Reproduce the listing below line for line, omitting the pictures.

##############################

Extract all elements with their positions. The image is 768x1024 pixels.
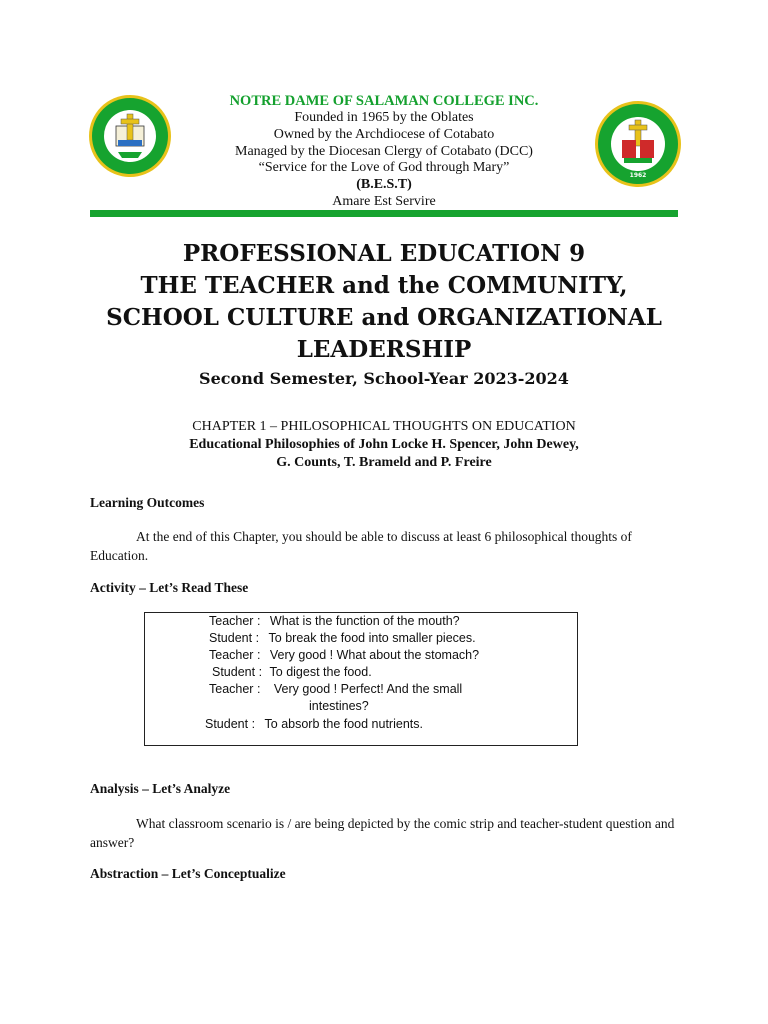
dialog-box xyxy=(144,612,578,746)
chapter-heading xyxy=(90,418,678,472)
chapter-subtitle-2: G. Counts, T. Brameld and P. Freire xyxy=(276,455,492,470)
dialog-row xyxy=(205,717,423,731)
dialog-speaker: Student : xyxy=(205,717,256,731)
chapter-subtitle-1: Educational Philosophies of John Locke H. Spencer, John Dewey, xyxy=(189,437,579,452)
college-seal-left xyxy=(88,94,172,178)
dialog-row xyxy=(209,648,479,662)
header-divider xyxy=(90,210,678,217)
semester-line: Second Semester, School-Year 2023-2024 xyxy=(199,369,569,388)
title-line-3: SCHOOL CULTURE and ORGANIZATIONAL xyxy=(106,304,662,331)
dialog-speaker: Student : xyxy=(212,665,263,679)
owned-line: Owned by the Archdiocese of Cotabato xyxy=(273,126,495,142)
dialog-line: To digest the food. xyxy=(269,665,372,679)
title-line-2: THE TEACHER and the COMMUNITY, xyxy=(140,272,628,299)
chapter-title: CHAPTER 1 – PHILOSOPHICAL THOUGHTS ON EDUCATION xyxy=(192,419,576,434)
analysis-heading: Analysis – Let’s Analyze xyxy=(90,781,231,796)
dialog-line: intestines? xyxy=(309,699,369,713)
dialog-line: What is the function of the mouth? xyxy=(269,614,460,628)
learning-outcomes-body: At the end of this Chapter, you should be able to discuss at least 6 philosophical thoughts of Education. xyxy=(90,529,632,563)
title-line-4: LEADERSHIP xyxy=(296,336,472,363)
founded-line: Founded in 1965 by the Oblates xyxy=(294,110,474,125)
dialog-line: Very good ! Perfect! And the small xyxy=(273,682,463,696)
dialog-row xyxy=(309,699,369,713)
latin-motto: Amare Est Servire xyxy=(332,193,436,209)
analysis-text xyxy=(90,814,680,852)
college-header xyxy=(180,92,588,211)
acronym: (B.E.S.T) xyxy=(356,177,412,193)
course-title xyxy=(60,238,708,390)
dialog-row xyxy=(209,631,476,645)
dialog-row xyxy=(209,614,460,628)
title-line-1: PROFESSIONAL EDUCATION 9 xyxy=(182,240,586,267)
dialog-speaker: Teacher : xyxy=(209,682,261,696)
dialog-line: To break the food into smaller pieces. xyxy=(268,631,476,645)
managed-line: Managed by the Diocesan Clergy of Cotabato (DCC) xyxy=(235,143,533,159)
learning-outcomes-heading: Learning Outcomes xyxy=(90,495,205,510)
dialog-row xyxy=(212,665,372,679)
dialog-speaker: Student : xyxy=(209,631,260,645)
college-name: NOTRE DAME OF SALAMAN COLLEGE INC. xyxy=(229,93,539,109)
learning-outcomes-text xyxy=(90,527,680,565)
dialog-speaker: Teacher : xyxy=(209,648,261,662)
abstraction-heading: Abstraction – Let’s Conceptualize xyxy=(90,866,286,881)
seal-year: 1962 xyxy=(629,172,647,179)
dialog-line: Very good ! What about the stomach? xyxy=(269,648,480,662)
dialog-row xyxy=(209,682,462,696)
school-seal-right xyxy=(594,100,682,188)
dialog-speaker: Teacher : xyxy=(209,614,261,628)
dialog-line: To absorb the food nutrients. xyxy=(264,717,423,731)
activity-heading: Activity – Let’s Read These xyxy=(90,580,249,595)
motto-quote: “Service for the Love of God through Mary” xyxy=(258,160,510,176)
analysis-body: What classroom scenario is / are being depicted by the comic strip and teacher-student question and answer? xyxy=(90,816,675,850)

##############################

- FINAL RESULT -
Extract all elements with their positions. The image is 768x1024 pixels.
dialog-box xyxy=(144,612,578,746)
chapter-heading xyxy=(90,418,678,472)
chapter-subtitle-2: G. Counts, T. Brameld and P. Freire xyxy=(276,455,492,470)
dialog-row xyxy=(205,717,423,731)
dialog-speaker: Student : xyxy=(205,717,256,731)
chapter-subtitle-1: Educational Philosophies of John Locke H. Spencer, John Dewey, xyxy=(189,437,579,452)
college-seal-left xyxy=(88,94,172,178)
dialog-row xyxy=(209,648,479,662)
header-divider xyxy=(90,210,678,217)
semester-line: Second Semester, School-Year 2023-2024 xyxy=(199,369,569,388)
title-line-3: SCHOOL CULTURE and ORGANIZATIONAL xyxy=(106,304,662,331)
dialog-speaker: Student : xyxy=(212,665,263,679)
owned-line: Owned by the Archdiocese of Cotabato xyxy=(273,126,495,142)
dialog-line: To digest the food. xyxy=(269,665,372,679)
title-line-2: THE TEACHER and the COMMUNITY, xyxy=(140,272,628,299)
chapter-title: CHAPTER 1 – PHILOSOPHICAL THOUGHTS ON EDUCATION xyxy=(192,419,576,434)
analysis-heading: Analysis – Let’s Analyze xyxy=(90,781,231,796)
dialog-line: intestines? xyxy=(309,699,369,713)
dialog-line: What is the function of the mouth? xyxy=(269,614,460,628)
learning-outcomes-body: At the end of this Chapter, you should be able to discuss at least 6 philosophical thoughts of Education. xyxy=(90,529,632,563)
title-line-4: LEADERSHIP xyxy=(296,336,472,363)
founded-line: Founded in 1965 by the Oblates xyxy=(294,110,474,125)
dialog-line: Very good ! Perfect! And the small xyxy=(273,682,463,696)
dialog-row xyxy=(309,699,369,713)
latin-motto: Amare Est Servire xyxy=(332,193,436,209)
analysis-text xyxy=(90,814,680,852)
college-header xyxy=(180,92,588,211)
acronym: (B.E.S.T) xyxy=(356,177,412,193)
course-title xyxy=(60,238,708,390)
dialog-row xyxy=(209,631,476,645)
dialog-row xyxy=(209,614,460,628)
title-line-1: PROFESSIONAL EDUCATION 9 xyxy=(182,240,586,267)
dialog-speaker: Teacher : xyxy=(209,682,261,696)
dialog-line: To break the food into smaller pieces. xyxy=(268,631,476,645)
managed-line: Managed by the Diocesan Clergy of Cotabato (DCC) xyxy=(235,143,533,159)
learning-outcomes-heading: Learning Outcomes xyxy=(90,495,205,510)
dialog-row xyxy=(212,665,372,679)
dialog-speaker: Student : xyxy=(209,631,260,645)
college-name: NOTRE DAME OF SALAMAN COLLEGE INC. xyxy=(229,93,539,109)
learning-outcomes-text xyxy=(90,527,680,565)
dialog-speaker: Teacher : xyxy=(209,648,261,662)
abstraction-heading: Abstraction – Let’s Conceptualize xyxy=(90,866,286,881)
seal-year: 1962 xyxy=(629,172,647,179)
dialog-line: Very good ! What about the stomach? xyxy=(269,648,480,662)
dialog-row xyxy=(209,682,462,696)
school-seal-right xyxy=(594,100,682,188)
dialog-speaker: Teacher : xyxy=(209,614,261,628)
dialog-line: To absorb the food nutrients. xyxy=(264,717,423,731)
activity-heading: Activity – Let’s Read These xyxy=(90,580,249,595)
motto-quote: “Service for the Love of God through Mary” xyxy=(258,160,510,176)
analysis-body: What classroom scenario is / are being depicted by the comic strip and teacher-student question and answer? xyxy=(90,816,675,850)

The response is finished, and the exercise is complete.